What the exercise asks - Exactly the lines from the line containing "Read out every word on this page." through the final line of the entries below must be returned, and only those, without pictures.

++++

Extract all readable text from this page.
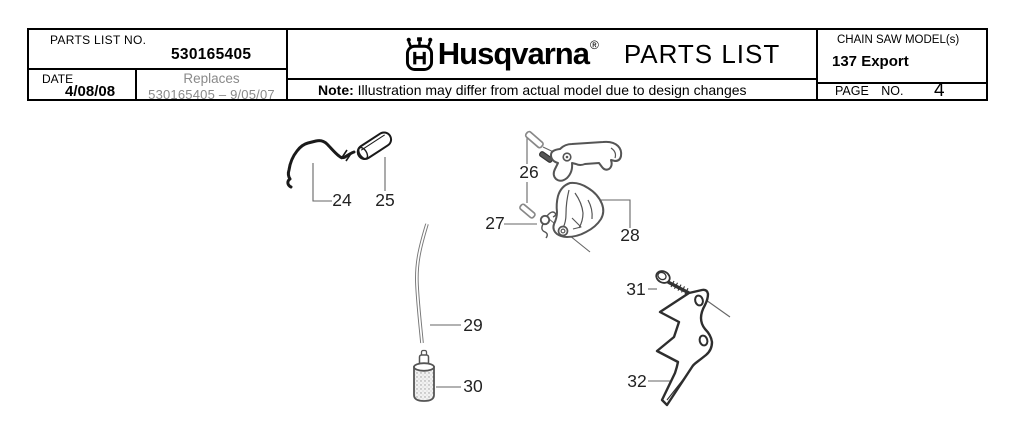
PARTS LIST NO.
530165405
DATE
4/08/08
Replaces
530165405 – 9/05/07
Husqvarna ® PARTS LIST
Note: Illustration may differ from actual model due to design changes
CHAIN SAW MODEL(s)
137 Export
PAGE NO. 4
24 25
26
27
28
29
30
31
32
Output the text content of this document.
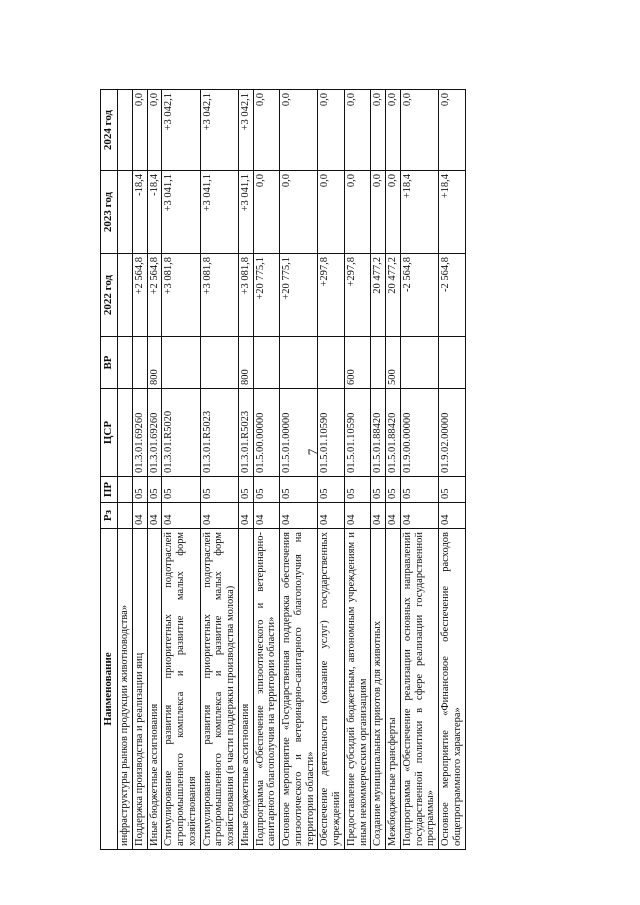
7
Наименование	Рз	ПР	ЦСР	ВР	2022 год	2023 год	2024 год
инфраструктуры рынков продукции животноводства»							
Поддержка производства и реализации яиц	04	05	01.3.01.69260		+2 564,8	-18,4	0,0
Иные бюджетные ассигнования	04	05	01.3.01.69260	800	+2 564,8	-18,4	0,0
Стимулирование развития приоритетных подотраслей агропромышленного комплекса и развитие малых форм хозяйствования	04	05	01.3.01.R5020		+3 081,8	+3 041,1	+3 042,1
Стимулирование развития приоритетных подотраслей агропромышленного комплекса и развитие малых форм хозяйствования (в части поддержки производства молока)	04	05	01.3.01.R5023		+3 081,8	+3 041,1	+3 042,1
Иные бюджетные ассигнования	04	05	01.3.01.R5023	800	+3 081,8	+3 041,1	+3 042,1
Подпрограмма «Обеспечение эпизоотического и ветеринарно-санитарного благополучия на территории области»	04	05	01.5.00.00000		+20 775,1	0,0	0,0
Основное мероприятие «Государственная поддержка обеспечения эпизоотического и ветеринарно-санитарного благополучия на территории области»	04	05	01.5.01.00000		+20 775,1	0,0	0,0
Обеспечение деятельности (оказание услуг) государственных учреждений	04	05	01.5.01.10590		+297,8	0,0	0,0
Предоставление субсидий бюджетным, автономным учреждениям и иным некоммерческим организациям	04	05	01.5.01.10590	600	+297,8	0,0	0,0
Создание муниципальных приютов для животных	04	05	01.5.01.88420		20 477,2	0,0	0,0
Межбюджетные трансферты	04	05	01.5.01.88420	500	20 477,2	0,0	0,0
Подпрограмма «Обеспечение реализации основных направлений государственной политики в сфере реализации государственной программы»	04	05	01.9.00.00000		-2 564,8	+18,4	0,0
Основное мероприятие «Финансовое обеспечение расходов общепрограммного характера»	04	05	01.9.02.00000		-2 564,8	+18,4	0,0
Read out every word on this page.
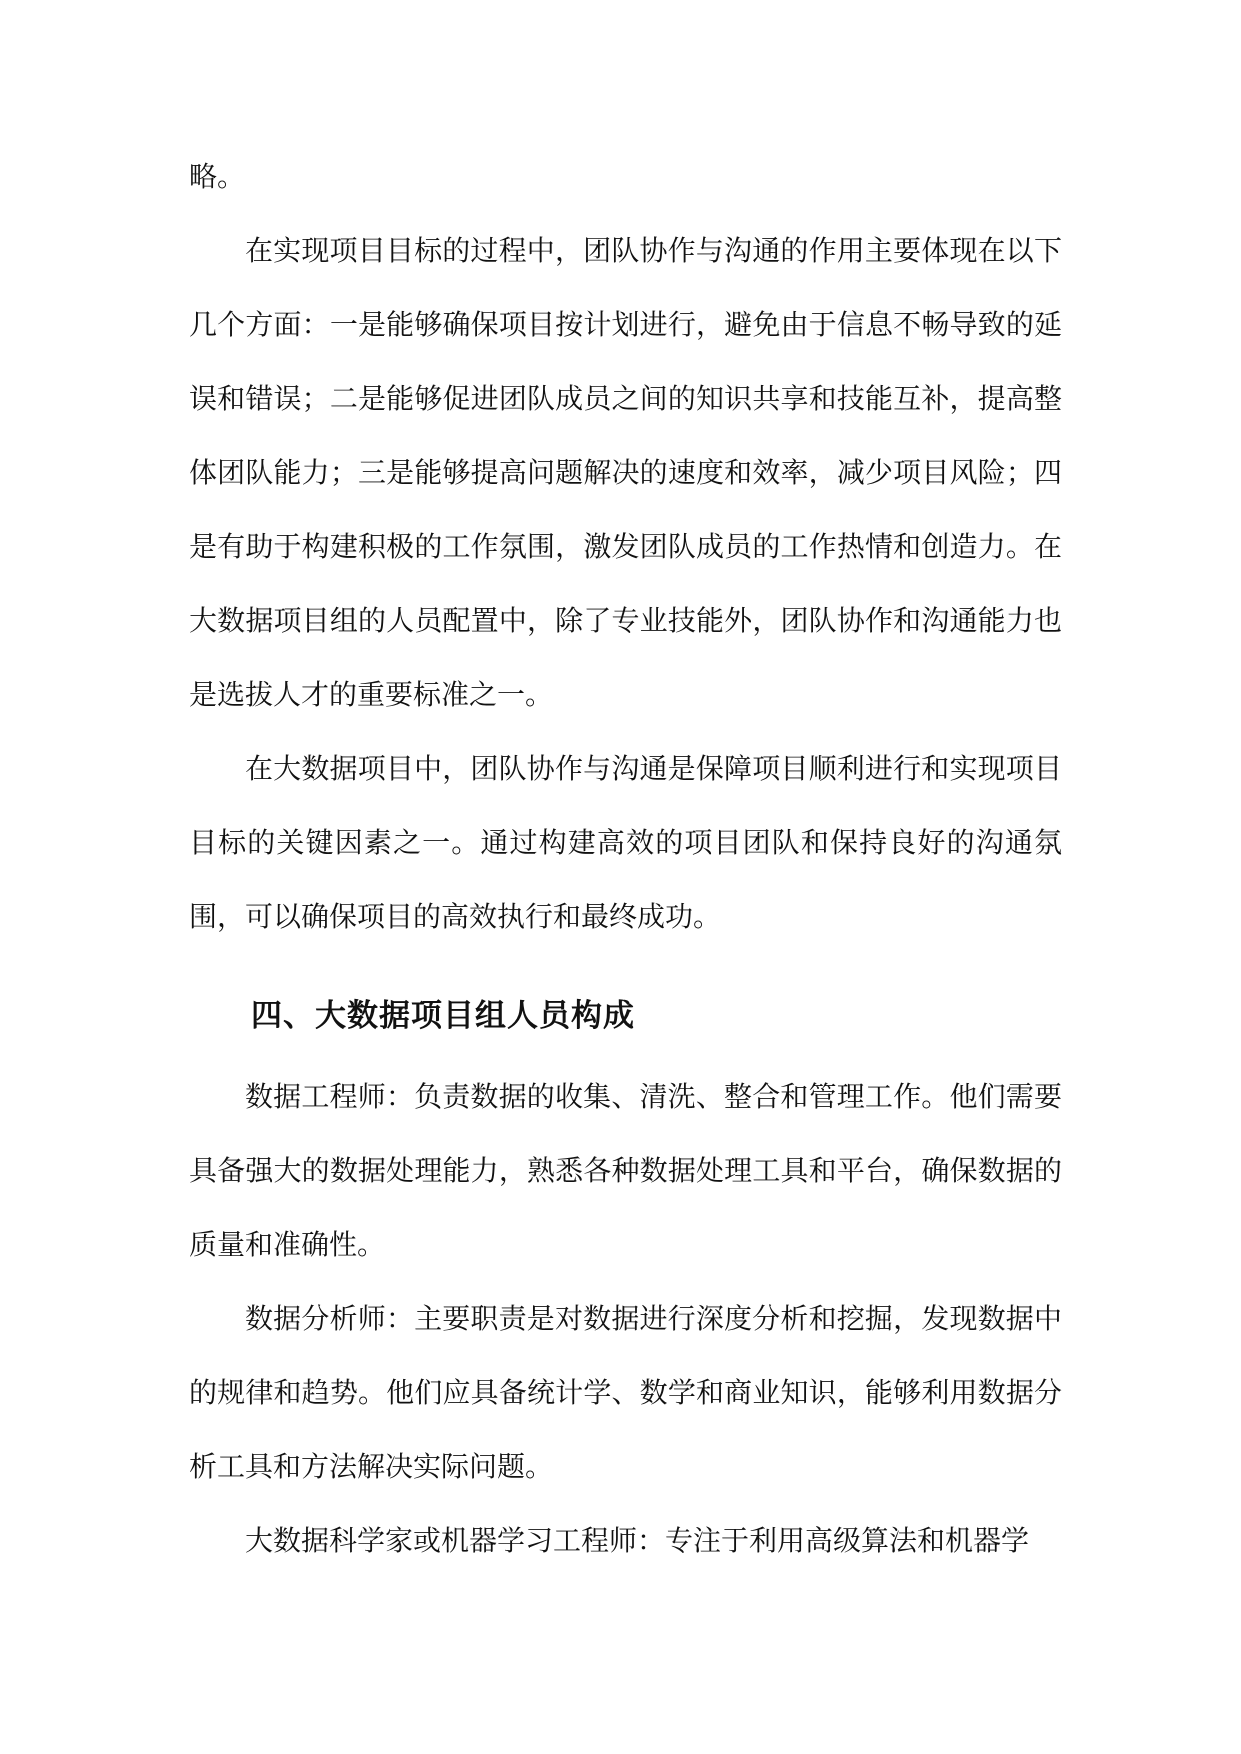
略。

在实现项目目标的过程中，团队协作与沟通的作用主要体现在以下几个方面：一是能够确保项目按计划进行，避免由于信息不畅导致的延误和错误；二是能够促进团队成员之间的知识共享和技能互补，提高整体团队能力；三是能够提高问题解决的速度和效率，减少项目风险；四是有助于构建积极的工作氛围，激发团队成员的工作热情和创造力。在大数据项目组的人员配置中，除了专业技能外，团队协作和沟通能力也是选拔人才的重要标准之一。

在大数据项目中，团队协作与沟通是保障项目顺利进行和实现项目目标的关键因素之一。通过构建高效的项目团队和保持良好的沟通氛围，可以确保项目的高效执行和最终成功。

四、大数据项目组人员构成

数据工程师：负责数据的收集、清洗、整合和管理工作。他们需要具备强大的数据处理能力，熟悉各种数据处理工具和平台，确保数据的质量和准确性。

数据分析师：主要职责是对数据进行深度分析和挖掘，发现数据中的规律和趋势。他们应具备统计学、数学和商业知识，能够利用数据分析工具和方法解决实际问题。

大数据科学家或机器学习工程师：专注于利用高级算法和机器学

++++

Exercise solution -
Read out every word on this page.
略。

在实现项目目标的过程中，团队协作与沟通的作用主要体现在以下几个方面：一是能够确保项目按计划进行，避免由于信息不畅导致的延误和错误；二是能够促进团队成员之间的知识共享和技能互补，提高整体团队能力；三是能够提高问题解决的速度和效率，减少项目风险；四是有助于构建积极的工作氛围，激发团队成员的工作热情和创造力。在大数据项目组的人员配置中，除了专业技能外，团队协作和沟通能力也是选拔人才的重要标准之一。

在大数据项目中，团队协作与沟通是保障项目顺利进行和实现项目目标的关键因素之一。通过构建高效的项目团队和保持良好的沟通氛围，可以确保项目的高效执行和最终成功。

四、大数据项目组人员构成

数据工程师：负责数据的收集、清洗、整合和管理工作。他们需要具备强大的数据处理能力，熟悉各种数据处理工具和平台，确保数据的质量和准确性。

数据分析师：主要职责是对数据进行深度分析和挖掘，发现数据中的规律和趋势。他们应具备统计学、数学和商业知识，能够利用数据分析工具和方法解决实际问题。

大数据科学家或机器学习工程师：专注于利用高级算法和机器学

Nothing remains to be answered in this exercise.